> [EXERCISE DETAILS] The records below hold pictures; please leave those out and retype the rest exactly.

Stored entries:
_ _ _ _

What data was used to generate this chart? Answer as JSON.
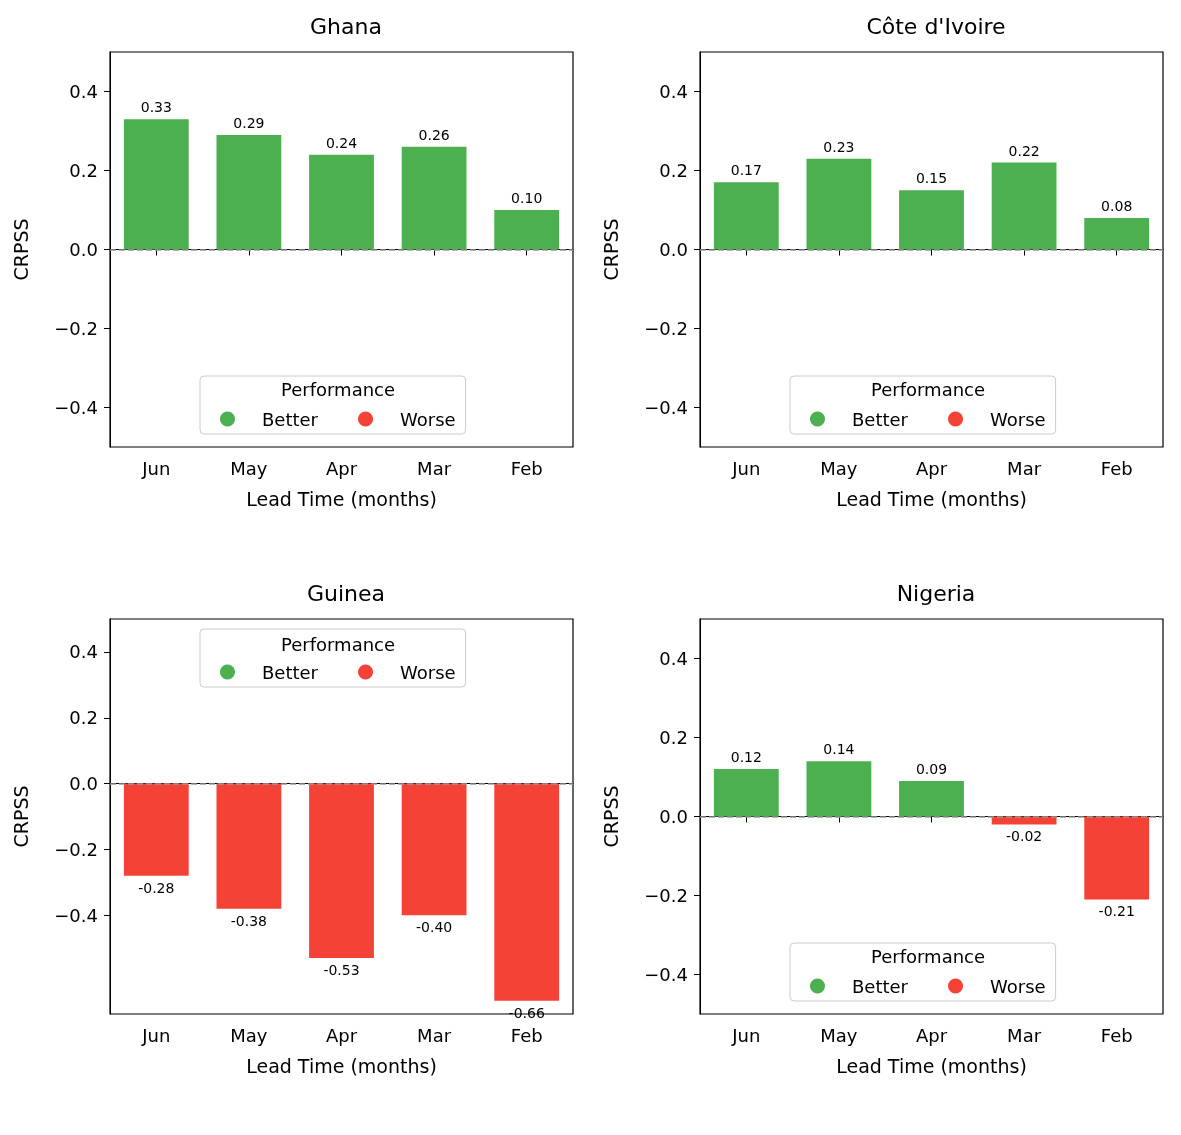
{
  "chart_data": [
    {
      "type": "bar",
      "title": "Ghana",
      "xlabel": "Lead Time (months)",
      "ylabel": "CRPSS",
      "legend_title": "Performance",
      "legend": "bottom",
      "grid": false,
      "categories": [
        "Jun",
        "May",
        "Apr",
        "Mar",
        "Feb"
      ],
      "ylim": [
        -0.5,
        0.5
      ],
      "yticks": [
        {
          "value": -0.4,
          "label": "−0.4"
        },
        {
          "value": -0.2,
          "label": "−0.2"
        },
        {
          "value": 0,
          "label": "0.0"
        },
        {
          "value": 0.2,
          "label": "0.2"
        },
        {
          "value": 0.4,
          "label": "0.4"
        }
      ],
      "ref_lines": [
        {
          "axis": "y",
          "value": 0,
          "color": "#999999",
          "line_style": "dashed"
        }
      ],
      "series": [
        {
          "name": "Better",
          "color": "#4caf50",
          "values": [
            0.33,
            0.29,
            0.24,
            0.26,
            0.1
          ],
          "value_labels": [
            "0.33",
            "0.29",
            "0.24",
            "0.26",
            "0.10"
          ]
        },
        {
          "name": "Worse",
          "color": "#f44336",
          "values": [
            null,
            null,
            null,
            null,
            null
          ],
          "value_labels": [
            null,
            null,
            null,
            null,
            null
          ]
        }
      ]
    },
    {
      "type": "bar",
      "title": "Côte d'Ivoire",
      "xlabel": "Lead Time (months)",
      "ylabel": "CRPSS",
      "legend_title": "Performance",
      "legend": "bottom",
      "grid": false,
      "categories": [
        "Jun",
        "May",
        "Apr",
        "Mar",
        "Feb"
      ],
      "ylim": [
        -0.5,
        0.5
      ],
      "yticks": [
        {
          "value": -0.4,
          "label": "−0.4"
        },
        {
          "value": -0.2,
          "label": "−0.2"
        },
        {
          "value": 0,
          "label": "0.0"
        },
        {
          "value": 0.2,
          "label": "0.2"
        },
        {
          "value": 0.4,
          "label": "0.4"
        }
      ],
      "ref_lines": [
        {
          "axis": "y",
          "value": 0,
          "color": "#999999",
          "line_style": "dashed"
        }
      ],
      "series": [
        {
          "name": "Better",
          "color": "#4caf50",
          "values": [
            0.17,
            0.23,
            0.15,
            0.22,
            0.08
          ],
          "value_labels": [
            "0.17",
            "0.23",
            "0.15",
            "0.22",
            "0.08"
          ]
        },
        {
          "name": "Worse",
          "color": "#f44336",
          "values": [
            null,
            null,
            null,
            null,
            null
          ],
          "value_labels": [
            null,
            null,
            null,
            null,
            null
          ]
        }
      ]
    },
    {
      "type": "bar",
      "title": "Guinea",
      "xlabel": "Lead Time (months)",
      "ylabel": "CRPSS",
      "legend_title": "Performance",
      "legend": "top",
      "grid": false,
      "categories": [
        "Jun",
        "May",
        "Apr",
        "Mar",
        "Feb"
      ],
      "ylim": [
        -0.7,
        0.5
      ],
      "yticks": [
        {
          "value": -0.4,
          "label": "−0.4"
        },
        {
          "value": -0.2,
          "label": "−0.2"
        },
        {
          "value": 0,
          "label": "0.0"
        },
        {
          "value": 0.2,
          "label": "0.2"
        },
        {
          "value": 0.4,
          "label": "0.4"
        }
      ],
      "ref_lines": [
        {
          "axis": "y",
          "value": 0,
          "color": "#999999",
          "line_style": "dashed"
        }
      ],
      "series": [
        {
          "name": "Better",
          "color": "#4caf50",
          "values": [
            null,
            null,
            null,
            null,
            null
          ],
          "value_labels": [
            null,
            null,
            null,
            null,
            null
          ]
        },
        {
          "name": "Worse",
          "color": "#f44336",
          "values": [
            -0.28,
            -0.38,
            -0.53,
            -0.4,
            -0.66
          ],
          "value_labels": [
            "-0.28",
            "-0.38",
            "-0.53",
            "-0.40",
            "-0.66"
          ]
        }
      ]
    },
    {
      "type": "bar",
      "title": "Nigeria",
      "xlabel": "Lead Time (months)",
      "ylabel": "CRPSS",
      "legend_title": "Performance",
      "legend": "bottom",
      "grid": false,
      "categories": [
        "Jun",
        "May",
        "Apr",
        "Mar",
        "Feb"
      ],
      "ylim": [
        -0.5,
        0.5
      ],
      "yticks": [
        {
          "value": -0.4,
          "label": "−0.4"
        },
        {
          "value": -0.2,
          "label": "−0.2"
        },
        {
          "value": 0,
          "label": "0.0"
        },
        {
          "value": 0.2,
          "label": "0.2"
        },
        {
          "value": 0.4,
          "label": "0.4"
        }
      ],
      "ref_lines": [
        {
          "axis": "y",
          "value": 0,
          "color": "#999999",
          "line_style": "dashed"
        }
      ],
      "series": [
        {
          "name": "Better",
          "color": "#4caf50",
          "values": [
            0.12,
            0.14,
            0.09,
            null,
            null
          ],
          "value_labels": [
            "0.12",
            "0.14",
            "0.09",
            null,
            null
          ]
        },
        {
          "name": "Worse",
          "color": "#f44336",
          "values": [
            null,
            null,
            null,
            -0.02,
            -0.21
          ],
          "value_labels": [
            null,
            null,
            null,
            "-0.02",
            "-0.21"
          ]
        }
      ]
    }
  ]
}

_ _ _ _

> [SOLUTION TO THIS EXERCISE]
What data was used to generate this chart? Answer as JSON.
{
  "chart_data": [
    {
      "type": "bar",
      "title": "Ghana",
      "xlabel": "Lead Time (months)",
      "ylabel": "CRPSS",
      "legend_title": "Performance",
      "legend": "bottom",
      "grid": false,
      "categories": [
        "Jun",
        "May",
        "Apr",
        "Mar",
        "Feb"
      ],
      "ylim": [
        -0.5,
        0.5
      ],
      "yticks": [
        {
          "value": -0.4,
          "label": "−0.4"
        },
        {
          "value": -0.2,
          "label": "−0.2"
        },
        {
          "value": 0,
          "label": "0.0"
        },
        {
          "value": 0.2,
          "label": "0.2"
        },
        {
          "value": 0.4,
          "label": "0.4"
        }
      ],
      "ref_lines": [
        {
          "axis": "y",
          "value": 0,
          "color": "#999999",
          "line_style": "dashed"
        }
      ],
      "series": [
        {
          "name": "Better",
          "color": "#4caf50",
          "values": [
            0.33,
            0.29,
            0.24,
            0.26,
            0.1
          ],
          "value_labels": [
            "0.33",
            "0.29",
            "0.24",
            "0.26",
            "0.10"
          ]
        },
        {
          "name": "Worse",
          "color": "#f44336",
          "values": [
            null,
            null,
            null,
            null,
            null
          ],
          "value_labels": [
            null,
            null,
            null,
            null,
            null
          ]
        }
      ]
    },
    {
      "type": "bar",
      "title": "Côte d'Ivoire",
      "xlabel": "Lead Time (months)",
      "ylabel": "CRPSS",
      "legend_title": "Performance",
      "legend": "bottom",
      "grid": false,
      "categories": [
        "Jun",
        "May",
        "Apr",
        "Mar",
        "Feb"
      ],
      "ylim": [
        -0.5,
        0.5
      ],
      "yticks": [
        {
          "value": -0.4,
          "label": "−0.4"
        },
        {
          "value": -0.2,
          "label": "−0.2"
        },
        {
          "value": 0,
          "label": "0.0"
        },
        {
          "value": 0.2,
          "label": "0.2"
        },
        {
          "value": 0.4,
          "label": "0.4"
        }
      ],
      "ref_lines": [
        {
          "axis": "y",
          "value": 0,
          "color": "#999999",
          "line_style": "dashed"
        }
      ],
      "series": [
        {
          "name": "Better",
          "color": "#4caf50",
          "values": [
            0.17,
            0.23,
            0.15,
            0.22,
            0.08
          ],
          "value_labels": [
            "0.17",
            "0.23",
            "0.15",
            "0.22",
            "0.08"
          ]
        },
        {
          "name": "Worse",
          "color": "#f44336",
          "values": [
            null,
            null,
            null,
            null,
            null
          ],
          "value_labels": [
            null,
            null,
            null,
            null,
            null
          ]
        }
      ]
    },
    {
      "type": "bar",
      "title": "Guinea",
      "xlabel": "Lead Time (months)",
      "ylabel": "CRPSS",
      "legend_title": "Performance",
      "legend": "top",
      "grid": false,
      "categories": [
        "Jun",
        "May",
        "Apr",
        "Mar",
        "Feb"
      ],
      "ylim": [
        -0.7,
        0.5
      ],
      "yticks": [
        {
          "value": -0.4,
          "label": "−0.4"
        },
        {
          "value": -0.2,
          "label": "−0.2"
        },
        {
          "value": 0,
          "label": "0.0"
        },
        {
          "value": 0.2,
          "label": "0.2"
        },
        {
          "value": 0.4,
          "label": "0.4"
        }
      ],
      "ref_lines": [
        {
          "axis": "y",
          "value": 0,
          "color": "#999999",
          "line_style": "dashed"
        }
      ],
      "series": [
        {
          "name": "Better",
          "color": "#4caf50",
          "values": [
            null,
            null,
            null,
            null,
            null
          ],
          "value_labels": [
            null,
            null,
            null,
            null,
            null
          ]
        },
        {
          "name": "Worse",
          "color": "#f44336",
          "values": [
            -0.28,
            -0.38,
            -0.53,
            -0.4,
            -0.66
          ],
          "value_labels": [
            "-0.28",
            "-0.38",
            "-0.53",
            "-0.40",
            "-0.66"
          ]
        }
      ]
    },
    {
      "type": "bar",
      "title": "Nigeria",
      "xlabel": "Lead Time (months)",
      "ylabel": "CRPSS",
      "legend_title": "Performance",
      "legend": "bottom",
      "grid": false,
      "categories": [
        "Jun",
        "May",
        "Apr",
        "Mar",
        "Feb"
      ],
      "ylim": [
        -0.5,
        0.5
      ],
      "yticks": [
        {
          "value": -0.4,
          "label": "−0.4"
        },
        {
          "value": -0.2,
          "label": "−0.2"
        },
        {
          "value": 0,
          "label": "0.0"
        },
        {
          "value": 0.2,
          "label": "0.2"
        },
        {
          "value": 0.4,
          "label": "0.4"
        }
      ],
      "ref_lines": [
        {
          "axis": "y",
          "value": 0,
          "color": "#999999",
          "line_style": "dashed"
        }
      ],
      "series": [
        {
          "name": "Better",
          "color": "#4caf50",
          "values": [
            0.12,
            0.14,
            0.09,
            null,
            null
          ],
          "value_labels": [
            "0.12",
            "0.14",
            "0.09",
            null,
            null
          ]
        },
        {
          "name": "Worse",
          "color": "#f44336",
          "values": [
            null,
            null,
            null,
            -0.02,
            -0.21
          ],
          "value_labels": [
            null,
            null,
            null,
            "-0.02",
            "-0.21"
          ]
        }
      ]
    }
  ]
}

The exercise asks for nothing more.